#### Input material

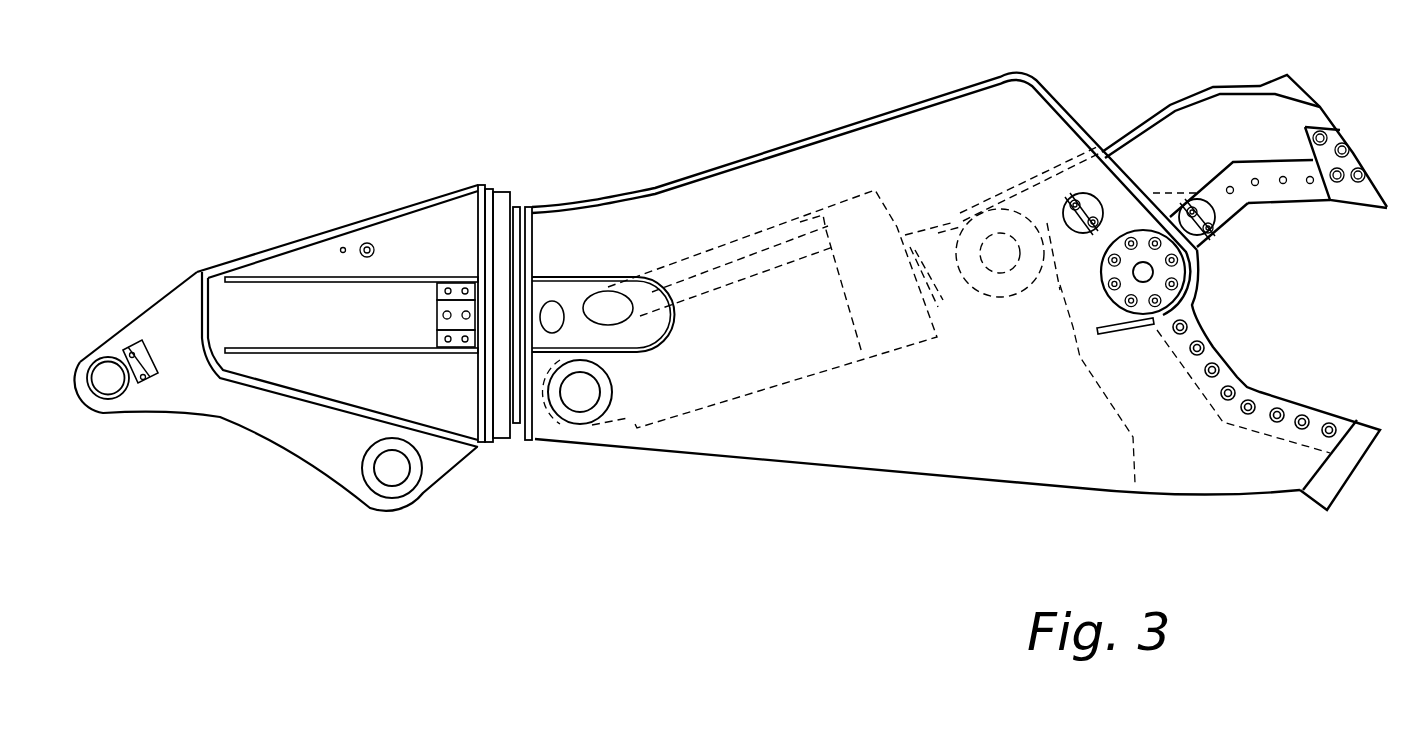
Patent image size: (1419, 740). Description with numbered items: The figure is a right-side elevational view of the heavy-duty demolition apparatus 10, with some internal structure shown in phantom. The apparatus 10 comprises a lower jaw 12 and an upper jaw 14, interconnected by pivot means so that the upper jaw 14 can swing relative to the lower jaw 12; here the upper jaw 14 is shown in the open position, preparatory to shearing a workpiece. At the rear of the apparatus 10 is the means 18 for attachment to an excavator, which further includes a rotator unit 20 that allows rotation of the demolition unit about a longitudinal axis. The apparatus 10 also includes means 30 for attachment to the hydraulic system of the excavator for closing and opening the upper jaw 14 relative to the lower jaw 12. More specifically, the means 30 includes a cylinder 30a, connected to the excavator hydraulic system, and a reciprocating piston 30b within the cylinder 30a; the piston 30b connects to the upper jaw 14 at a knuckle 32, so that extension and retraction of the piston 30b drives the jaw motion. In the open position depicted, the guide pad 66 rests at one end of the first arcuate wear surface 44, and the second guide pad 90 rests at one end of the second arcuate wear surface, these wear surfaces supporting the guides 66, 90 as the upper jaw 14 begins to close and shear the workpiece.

The heavy-duty demolition apparatus 10 is at (714, 123).
The lower jaw 12 is at (1223, 463).
The upper jaw 14 is at (1350, 156).
The means for attachment to the excavator 18 is at (330, 232).
The rotator unit 20 is at (500, 193).
The means for attachment to the hydraulic system 30 is at (845, 242).
The cylinder 30a is at (763, 358).
The reciprocating piston 30b is at (937, 330).
The knuckle 32 is at (1003, 300).
The first arcuate wear surface 44 is at (1047, 223).
The guide pad 66 is at (1093, 207).
The second guide pad 90 is at (1217, 230).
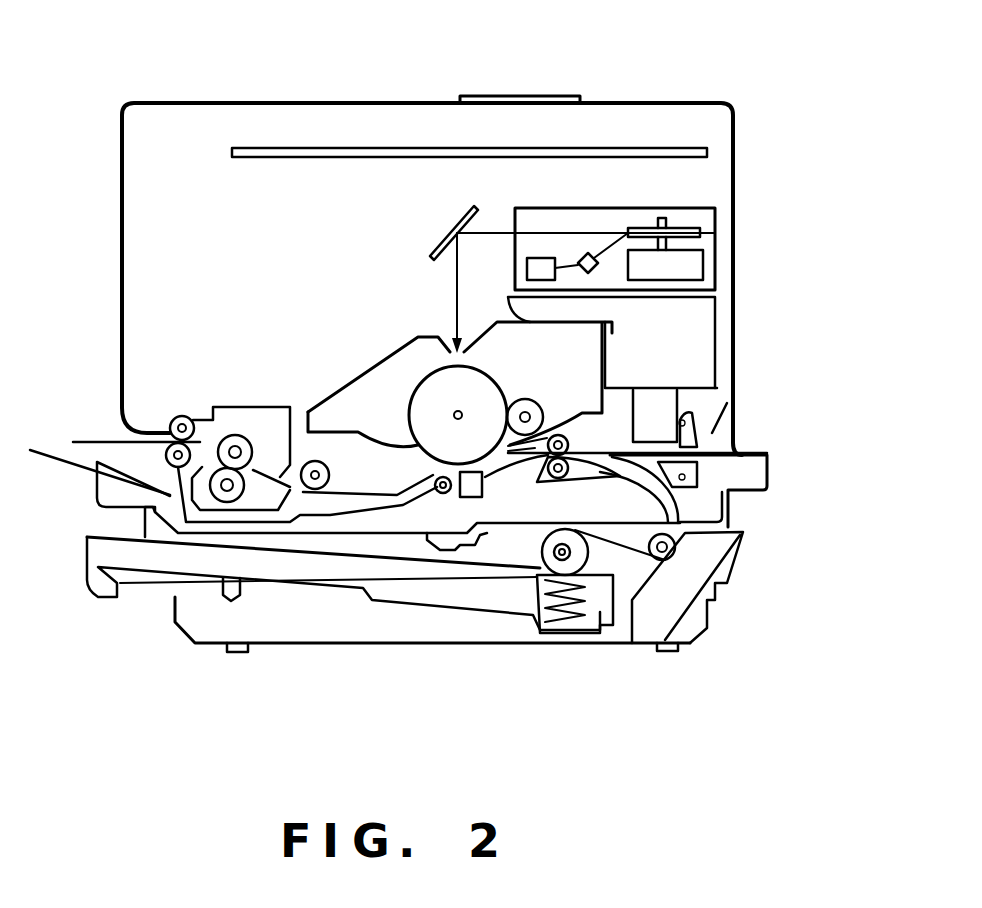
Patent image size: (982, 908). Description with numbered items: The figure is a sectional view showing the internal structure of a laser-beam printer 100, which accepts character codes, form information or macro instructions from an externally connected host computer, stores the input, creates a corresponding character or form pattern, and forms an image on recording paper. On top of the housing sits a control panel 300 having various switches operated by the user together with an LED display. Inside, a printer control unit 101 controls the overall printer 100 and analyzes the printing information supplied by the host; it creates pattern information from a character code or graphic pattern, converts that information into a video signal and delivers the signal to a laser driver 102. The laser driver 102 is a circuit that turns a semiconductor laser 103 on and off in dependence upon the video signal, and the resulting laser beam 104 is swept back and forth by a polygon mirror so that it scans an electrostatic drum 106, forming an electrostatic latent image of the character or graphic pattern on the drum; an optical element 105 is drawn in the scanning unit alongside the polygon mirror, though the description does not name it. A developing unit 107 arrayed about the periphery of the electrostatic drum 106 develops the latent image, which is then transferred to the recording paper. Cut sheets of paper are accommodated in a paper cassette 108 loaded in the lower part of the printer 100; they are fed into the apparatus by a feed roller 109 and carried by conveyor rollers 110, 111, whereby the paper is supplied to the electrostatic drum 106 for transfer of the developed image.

########

## Objective
Copy out all of the lines above word for word, leaving out the pictures.

## Complete output
Patent image size: (1419, 740). Description with numbered items: The figure is a right-side elevational view of the heavy-duty demolition apparatus 10, with some internal structure shown in phantom. The apparatus 10 comprises a lower jaw 12 and an upper jaw 14, interconnected by pivot means so that the upper jaw 14 can swing relative to the lower jaw 12; here the upper jaw 14 is shown in the open position, preparatory to shearing a workpiece. At the rear of the apparatus 10 is the means 18 for attachment to an excavator, which further includes a rotator unit 20 that allows rotation of the demolition unit about a longitudinal axis. The apparatus 10 also includes means 30 for attachment to the hydraulic system of the excavator for closing and opening the upper jaw 14 relative to the lower jaw 12. More specifically, the means 30 includes a cylinder 30a, connected to the excavator hydraulic system, and a reciprocating piston 30b within the cylinder 30a; the piston 30b connects to the upper jaw 14 at a knuckle 32, so that extension and retraction of the piston 30b drives the jaw motion. In the open position depicted, the guide pad 66 rests at one end of the first arcuate wear surface 44, and the second guide pad 90 rests at one end of the second arcuate wear surface, these wear surfaces supporting the guides 66, 90 as the upper jaw 14 begins to close and shear the workpiece.

The heavy-duty demolition apparatus 10 is at (714, 123).
The lower jaw 12 is at (1223, 463).
The upper jaw 14 is at (1350, 156).
The means for attachment to the excavator 18 is at (330, 232).
The rotator unit 20 is at (500, 193).
The means for attachment to the hydraulic system 30 is at (845, 242).
The cylinder 30a is at (763, 358).
The reciprocating piston 30b is at (937, 330).
The knuckle 32 is at (1003, 300).
The first arcuate wear surface 44 is at (1047, 223).
The guide pad 66 is at (1093, 207).
The second guide pad 90 is at (1217, 230).
Patent image size: (982, 908). Description with numbered items: The figure is a sectional view showing the internal structure of a laser-beam printer 100, which accepts character codes, form information or macro instructions from an externally connected host computer, stores the input, creates a corresponding character or form pattern, and forms an image on recording paper. On top of the housing sits a control panel 300 having various switches operated by the user together with an LED display. Inside, a printer control unit 101 controls the overall printer 100 and analyzes the printing information supplied by the host; it creates pattern information from a character code or graphic pattern, converts that information into a video signal and delivers the signal to a laser driver 102. The laser driver 102 is a circuit that turns a semiconductor laser 103 on and off in dependence upon the video signal, and the resulting laser beam 104 is swept back and forth by a polygon mirror so that it scans an electrostatic drum 106, forming an electrostatic latent image of the character or graphic pattern on the drum; an optical element 105 is drawn in the scanning unit alongside the polygon mirror, though the description does not name it. A developing unit 107 arrayed about the periphery of the electrostatic drum 106 develops the latent image, which is then transferred to the recording paper. Cut sheets of paper are accommodated in a paper cassette 108 loaded in the lower part of the printer 100; they are fed into the apparatus by a feed roller 109 and carried by conveyor rollers 110, 111, whereby the paper is supplied to the electrostatic drum 106 for transfer of the developed image.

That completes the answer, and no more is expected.